CHALLENGE
Copy each line of the entries that contains the word "content".

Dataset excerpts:

# # #

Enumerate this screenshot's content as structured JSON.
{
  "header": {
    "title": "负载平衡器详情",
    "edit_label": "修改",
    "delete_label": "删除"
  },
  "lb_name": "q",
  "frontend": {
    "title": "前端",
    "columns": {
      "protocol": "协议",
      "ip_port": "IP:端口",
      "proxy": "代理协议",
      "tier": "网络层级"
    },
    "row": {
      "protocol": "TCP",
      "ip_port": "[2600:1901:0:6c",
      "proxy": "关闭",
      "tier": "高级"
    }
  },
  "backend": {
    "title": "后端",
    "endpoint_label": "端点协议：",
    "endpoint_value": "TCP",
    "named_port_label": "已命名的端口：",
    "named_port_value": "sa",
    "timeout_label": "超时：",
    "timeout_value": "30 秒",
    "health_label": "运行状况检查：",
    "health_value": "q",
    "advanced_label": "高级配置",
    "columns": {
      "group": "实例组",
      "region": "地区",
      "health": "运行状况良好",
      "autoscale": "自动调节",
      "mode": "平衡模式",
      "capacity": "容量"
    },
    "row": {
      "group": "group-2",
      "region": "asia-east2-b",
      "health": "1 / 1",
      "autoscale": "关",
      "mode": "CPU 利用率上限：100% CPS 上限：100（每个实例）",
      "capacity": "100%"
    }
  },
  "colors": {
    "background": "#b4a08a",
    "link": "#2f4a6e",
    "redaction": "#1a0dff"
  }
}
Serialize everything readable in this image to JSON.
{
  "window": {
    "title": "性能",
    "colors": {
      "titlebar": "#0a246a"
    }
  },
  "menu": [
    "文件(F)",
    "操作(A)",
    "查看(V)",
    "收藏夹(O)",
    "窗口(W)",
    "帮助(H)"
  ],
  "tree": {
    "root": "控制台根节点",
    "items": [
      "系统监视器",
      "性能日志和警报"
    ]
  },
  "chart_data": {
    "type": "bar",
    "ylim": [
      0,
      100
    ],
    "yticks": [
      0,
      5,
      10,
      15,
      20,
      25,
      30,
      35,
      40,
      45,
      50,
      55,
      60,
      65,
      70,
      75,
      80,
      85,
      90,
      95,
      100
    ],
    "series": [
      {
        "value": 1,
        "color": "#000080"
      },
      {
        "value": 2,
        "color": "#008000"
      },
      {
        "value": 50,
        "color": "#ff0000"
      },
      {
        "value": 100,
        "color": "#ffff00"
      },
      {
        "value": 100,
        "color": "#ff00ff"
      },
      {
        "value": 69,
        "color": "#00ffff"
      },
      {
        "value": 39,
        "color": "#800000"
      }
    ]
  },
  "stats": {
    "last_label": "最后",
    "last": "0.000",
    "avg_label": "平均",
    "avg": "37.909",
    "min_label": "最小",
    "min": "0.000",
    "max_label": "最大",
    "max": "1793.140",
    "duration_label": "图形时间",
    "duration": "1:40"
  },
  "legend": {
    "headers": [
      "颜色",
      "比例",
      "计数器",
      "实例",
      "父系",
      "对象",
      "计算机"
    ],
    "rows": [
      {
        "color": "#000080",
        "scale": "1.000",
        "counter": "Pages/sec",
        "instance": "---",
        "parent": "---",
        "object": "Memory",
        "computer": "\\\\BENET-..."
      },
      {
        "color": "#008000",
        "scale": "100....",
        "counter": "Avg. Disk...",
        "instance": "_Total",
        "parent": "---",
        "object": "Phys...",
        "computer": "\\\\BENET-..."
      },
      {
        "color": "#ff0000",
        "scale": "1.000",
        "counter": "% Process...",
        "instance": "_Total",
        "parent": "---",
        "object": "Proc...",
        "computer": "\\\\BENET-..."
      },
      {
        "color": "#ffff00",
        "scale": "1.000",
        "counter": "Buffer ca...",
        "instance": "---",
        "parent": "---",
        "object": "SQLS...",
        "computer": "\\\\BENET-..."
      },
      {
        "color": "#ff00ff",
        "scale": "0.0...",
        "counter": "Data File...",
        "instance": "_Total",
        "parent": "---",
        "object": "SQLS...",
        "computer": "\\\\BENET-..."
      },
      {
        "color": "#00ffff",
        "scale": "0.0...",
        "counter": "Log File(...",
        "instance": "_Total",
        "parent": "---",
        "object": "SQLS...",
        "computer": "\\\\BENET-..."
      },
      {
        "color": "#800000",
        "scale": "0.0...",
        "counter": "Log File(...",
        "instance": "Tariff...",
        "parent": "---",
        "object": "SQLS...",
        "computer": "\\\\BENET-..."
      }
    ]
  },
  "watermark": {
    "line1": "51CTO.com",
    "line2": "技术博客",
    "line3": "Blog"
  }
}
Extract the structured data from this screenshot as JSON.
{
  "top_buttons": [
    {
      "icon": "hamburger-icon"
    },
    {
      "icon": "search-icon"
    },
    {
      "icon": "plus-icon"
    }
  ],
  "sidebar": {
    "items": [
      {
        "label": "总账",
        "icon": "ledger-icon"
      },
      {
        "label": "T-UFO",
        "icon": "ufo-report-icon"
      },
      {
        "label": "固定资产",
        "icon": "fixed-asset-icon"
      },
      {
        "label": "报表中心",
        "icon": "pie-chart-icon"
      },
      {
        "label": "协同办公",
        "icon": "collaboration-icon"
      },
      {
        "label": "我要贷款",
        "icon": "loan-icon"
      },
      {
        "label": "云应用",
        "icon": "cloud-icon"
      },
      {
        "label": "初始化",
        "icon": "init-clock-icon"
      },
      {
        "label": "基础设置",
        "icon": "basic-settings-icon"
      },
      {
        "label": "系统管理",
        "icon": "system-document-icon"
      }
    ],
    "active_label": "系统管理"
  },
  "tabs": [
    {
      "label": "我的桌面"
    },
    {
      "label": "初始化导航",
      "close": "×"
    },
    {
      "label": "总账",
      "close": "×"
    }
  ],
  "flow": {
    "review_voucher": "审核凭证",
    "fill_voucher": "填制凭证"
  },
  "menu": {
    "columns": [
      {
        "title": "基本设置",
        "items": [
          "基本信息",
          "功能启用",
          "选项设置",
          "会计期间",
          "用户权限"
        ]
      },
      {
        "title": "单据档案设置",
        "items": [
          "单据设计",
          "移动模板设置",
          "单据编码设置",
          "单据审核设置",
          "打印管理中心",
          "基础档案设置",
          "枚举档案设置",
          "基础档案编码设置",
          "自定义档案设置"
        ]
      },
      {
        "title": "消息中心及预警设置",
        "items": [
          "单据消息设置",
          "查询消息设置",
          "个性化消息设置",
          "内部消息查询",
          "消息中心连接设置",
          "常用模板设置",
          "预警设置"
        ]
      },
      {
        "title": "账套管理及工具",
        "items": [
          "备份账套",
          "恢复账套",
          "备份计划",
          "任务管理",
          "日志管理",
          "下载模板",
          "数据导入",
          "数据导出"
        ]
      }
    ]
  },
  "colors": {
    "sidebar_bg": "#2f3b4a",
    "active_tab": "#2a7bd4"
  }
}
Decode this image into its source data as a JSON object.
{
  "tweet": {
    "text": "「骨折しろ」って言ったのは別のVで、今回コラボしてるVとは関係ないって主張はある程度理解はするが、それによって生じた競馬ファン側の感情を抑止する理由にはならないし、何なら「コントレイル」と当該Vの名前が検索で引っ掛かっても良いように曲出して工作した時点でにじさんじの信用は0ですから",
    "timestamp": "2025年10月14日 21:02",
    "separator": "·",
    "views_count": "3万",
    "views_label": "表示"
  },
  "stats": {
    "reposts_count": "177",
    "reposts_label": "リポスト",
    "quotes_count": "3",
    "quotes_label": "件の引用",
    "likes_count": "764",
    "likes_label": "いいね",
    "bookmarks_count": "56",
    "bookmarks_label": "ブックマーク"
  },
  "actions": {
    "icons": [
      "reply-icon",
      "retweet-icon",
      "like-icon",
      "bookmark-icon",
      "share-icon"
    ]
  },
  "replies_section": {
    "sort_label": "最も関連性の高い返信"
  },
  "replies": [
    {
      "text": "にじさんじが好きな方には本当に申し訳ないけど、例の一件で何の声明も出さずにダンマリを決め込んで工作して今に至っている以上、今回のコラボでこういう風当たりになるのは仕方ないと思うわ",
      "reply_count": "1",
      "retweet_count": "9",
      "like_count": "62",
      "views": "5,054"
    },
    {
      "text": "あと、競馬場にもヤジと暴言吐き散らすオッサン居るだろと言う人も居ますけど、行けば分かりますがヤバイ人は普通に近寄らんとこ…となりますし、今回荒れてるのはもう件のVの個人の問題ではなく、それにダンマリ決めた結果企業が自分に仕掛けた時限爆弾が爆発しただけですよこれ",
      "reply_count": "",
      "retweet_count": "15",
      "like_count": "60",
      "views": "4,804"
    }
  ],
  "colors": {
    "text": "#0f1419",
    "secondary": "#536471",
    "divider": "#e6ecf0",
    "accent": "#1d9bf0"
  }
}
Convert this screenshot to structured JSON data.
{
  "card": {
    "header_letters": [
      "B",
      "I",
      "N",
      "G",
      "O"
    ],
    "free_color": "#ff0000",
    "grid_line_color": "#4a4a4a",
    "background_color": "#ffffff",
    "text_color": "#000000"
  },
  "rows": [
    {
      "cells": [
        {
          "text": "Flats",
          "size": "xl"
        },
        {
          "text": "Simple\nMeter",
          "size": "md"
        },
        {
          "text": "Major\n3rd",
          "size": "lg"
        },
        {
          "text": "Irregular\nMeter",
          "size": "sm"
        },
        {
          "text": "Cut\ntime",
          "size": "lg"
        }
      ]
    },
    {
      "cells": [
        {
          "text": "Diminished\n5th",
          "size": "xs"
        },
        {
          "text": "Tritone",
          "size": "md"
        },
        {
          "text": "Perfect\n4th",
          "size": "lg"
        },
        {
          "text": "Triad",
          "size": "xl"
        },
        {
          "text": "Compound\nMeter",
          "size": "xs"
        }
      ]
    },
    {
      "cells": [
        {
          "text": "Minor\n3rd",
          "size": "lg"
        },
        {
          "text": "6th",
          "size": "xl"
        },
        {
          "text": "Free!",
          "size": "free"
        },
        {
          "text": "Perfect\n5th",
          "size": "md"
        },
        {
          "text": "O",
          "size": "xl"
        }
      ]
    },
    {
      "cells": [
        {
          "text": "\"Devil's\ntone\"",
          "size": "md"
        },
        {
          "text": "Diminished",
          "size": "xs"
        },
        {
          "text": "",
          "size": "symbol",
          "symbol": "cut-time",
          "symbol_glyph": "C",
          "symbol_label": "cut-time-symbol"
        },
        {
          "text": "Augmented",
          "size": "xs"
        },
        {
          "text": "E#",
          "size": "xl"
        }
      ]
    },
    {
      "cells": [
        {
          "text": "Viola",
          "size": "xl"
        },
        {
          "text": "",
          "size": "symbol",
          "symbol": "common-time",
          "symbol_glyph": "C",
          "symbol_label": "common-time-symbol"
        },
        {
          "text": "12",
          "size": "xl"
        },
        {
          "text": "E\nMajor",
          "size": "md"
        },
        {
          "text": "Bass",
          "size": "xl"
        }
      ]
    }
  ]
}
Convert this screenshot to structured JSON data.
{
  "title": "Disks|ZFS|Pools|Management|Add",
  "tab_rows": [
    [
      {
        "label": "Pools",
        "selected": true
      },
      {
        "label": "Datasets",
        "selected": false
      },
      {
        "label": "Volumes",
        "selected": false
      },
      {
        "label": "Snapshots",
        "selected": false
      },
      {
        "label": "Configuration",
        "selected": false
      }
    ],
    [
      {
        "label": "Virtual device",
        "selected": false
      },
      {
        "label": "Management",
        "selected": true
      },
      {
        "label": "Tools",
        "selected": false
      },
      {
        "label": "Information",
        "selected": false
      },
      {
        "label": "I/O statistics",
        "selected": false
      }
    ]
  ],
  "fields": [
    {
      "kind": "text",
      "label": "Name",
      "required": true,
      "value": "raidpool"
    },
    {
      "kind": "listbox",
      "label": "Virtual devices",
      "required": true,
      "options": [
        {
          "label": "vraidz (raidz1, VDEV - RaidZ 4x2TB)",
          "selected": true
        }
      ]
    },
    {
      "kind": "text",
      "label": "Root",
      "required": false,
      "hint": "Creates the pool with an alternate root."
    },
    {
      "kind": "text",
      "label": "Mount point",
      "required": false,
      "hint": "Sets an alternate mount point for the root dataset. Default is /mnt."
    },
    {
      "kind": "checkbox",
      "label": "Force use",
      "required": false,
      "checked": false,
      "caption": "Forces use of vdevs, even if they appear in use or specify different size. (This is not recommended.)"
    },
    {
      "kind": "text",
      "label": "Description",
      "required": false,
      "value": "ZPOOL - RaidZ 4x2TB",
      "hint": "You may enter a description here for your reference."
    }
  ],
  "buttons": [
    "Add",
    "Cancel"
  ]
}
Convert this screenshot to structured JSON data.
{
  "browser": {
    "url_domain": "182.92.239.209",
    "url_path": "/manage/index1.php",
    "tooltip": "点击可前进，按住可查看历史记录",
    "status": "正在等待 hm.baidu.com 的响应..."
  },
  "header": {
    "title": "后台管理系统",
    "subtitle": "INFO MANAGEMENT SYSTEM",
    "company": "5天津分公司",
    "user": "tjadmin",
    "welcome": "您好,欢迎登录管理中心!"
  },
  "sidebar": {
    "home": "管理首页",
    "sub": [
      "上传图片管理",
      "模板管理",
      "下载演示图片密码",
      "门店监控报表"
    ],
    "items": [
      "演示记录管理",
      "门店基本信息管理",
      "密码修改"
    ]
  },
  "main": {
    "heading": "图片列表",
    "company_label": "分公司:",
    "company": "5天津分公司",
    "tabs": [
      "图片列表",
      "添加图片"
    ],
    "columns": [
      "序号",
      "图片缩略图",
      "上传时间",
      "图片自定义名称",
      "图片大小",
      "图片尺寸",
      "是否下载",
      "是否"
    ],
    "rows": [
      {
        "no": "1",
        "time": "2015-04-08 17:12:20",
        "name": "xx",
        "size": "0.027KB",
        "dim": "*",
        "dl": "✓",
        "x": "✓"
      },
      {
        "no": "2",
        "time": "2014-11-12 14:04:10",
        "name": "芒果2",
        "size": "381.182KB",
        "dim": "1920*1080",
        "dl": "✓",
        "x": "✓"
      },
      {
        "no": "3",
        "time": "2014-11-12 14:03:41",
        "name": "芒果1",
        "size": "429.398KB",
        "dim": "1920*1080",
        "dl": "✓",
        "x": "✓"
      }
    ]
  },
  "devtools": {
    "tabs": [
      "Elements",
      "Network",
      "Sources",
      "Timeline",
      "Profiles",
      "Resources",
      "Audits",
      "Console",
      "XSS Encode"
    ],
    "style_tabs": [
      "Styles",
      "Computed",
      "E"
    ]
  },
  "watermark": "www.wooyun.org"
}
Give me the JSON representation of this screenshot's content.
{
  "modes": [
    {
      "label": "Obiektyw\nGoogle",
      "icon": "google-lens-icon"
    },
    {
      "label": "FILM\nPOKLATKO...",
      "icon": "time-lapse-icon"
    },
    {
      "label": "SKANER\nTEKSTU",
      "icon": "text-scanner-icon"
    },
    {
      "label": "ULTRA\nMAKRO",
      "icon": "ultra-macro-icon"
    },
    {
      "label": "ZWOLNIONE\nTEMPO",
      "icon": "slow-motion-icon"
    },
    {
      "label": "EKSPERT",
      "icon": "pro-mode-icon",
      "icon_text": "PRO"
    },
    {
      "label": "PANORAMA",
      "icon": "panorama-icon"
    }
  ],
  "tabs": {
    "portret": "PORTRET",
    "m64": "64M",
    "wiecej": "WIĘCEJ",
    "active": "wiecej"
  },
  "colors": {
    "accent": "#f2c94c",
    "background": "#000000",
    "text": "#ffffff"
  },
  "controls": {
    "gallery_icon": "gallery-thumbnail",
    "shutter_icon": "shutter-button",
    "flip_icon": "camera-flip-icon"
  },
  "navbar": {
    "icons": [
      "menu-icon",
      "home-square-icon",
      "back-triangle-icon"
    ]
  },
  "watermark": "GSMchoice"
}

# # #

TASK RESULT
Enumerate this screenshot's content as structured JSON.
Give me the JSON representation of this screenshot's content.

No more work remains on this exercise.